Records contained in a dataset
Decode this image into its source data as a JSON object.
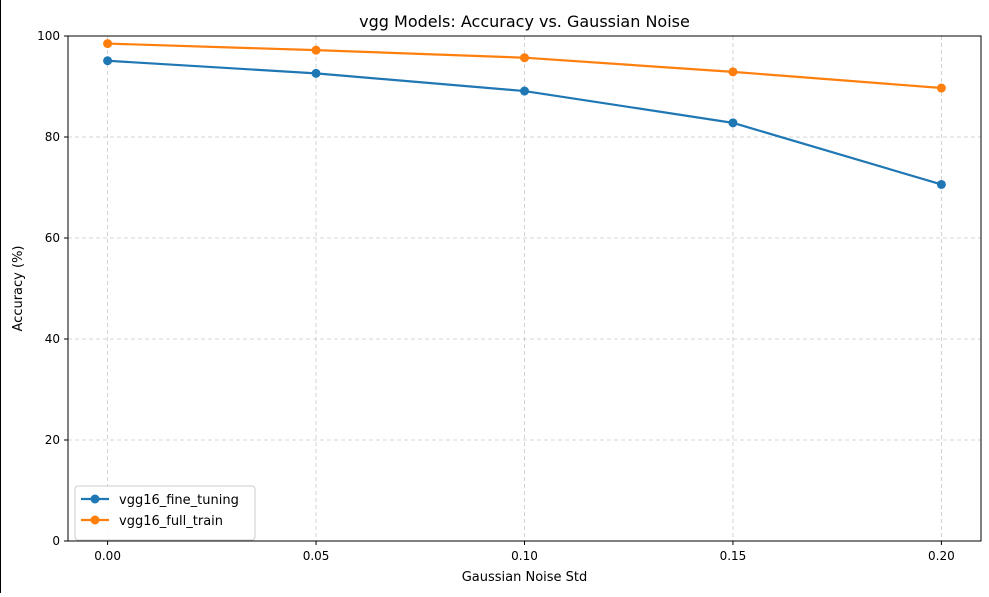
{
  "chart_data": {
    "type": "line",
    "title": "vgg Models: Accuracy vs. Gaussian Noise",
    "xlabel": "Gaussian Noise Std",
    "ylabel": "Accuracy (%)",
    "x": [
      0.0,
      0.05,
      0.1,
      0.15,
      0.2
    ],
    "x_tick_labels": [
      "0.00",
      "0.05",
      "0.10",
      "0.15",
      "0.20"
    ],
    "y_ticks": [
      0,
      20,
      40,
      60,
      80,
      100
    ],
    "y_tick_labels": [
      "0",
      "20",
      "40",
      "60",
      "80",
      "100"
    ],
    "xlim": [
      -0.0095,
      0.2095
    ],
    "ylim": [
      0,
      100
    ],
    "grid": true,
    "legend_position": "lower-left",
    "series": [
      {
        "name": "vgg16_fine_tuning",
        "color": "#1f77b4",
        "marker": "circle",
        "values": [
          95.1,
          92.6,
          89.1,
          82.8,
          70.6
        ]
      },
      {
        "name": "vgg16_full_train",
        "color": "#ff7f0e",
        "marker": "circle",
        "values": [
          98.5,
          97.2,
          95.7,
          92.9,
          89.7
        ]
      }
    ]
  }
}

◆ **WHAT THIS TASK INVOLVES**:
Gather up the lines that contain the word "name".

◆ **WRITTEN REPLY**:
        "name": "vgg16_fine_tuning",
        "name": "vgg16_full_train",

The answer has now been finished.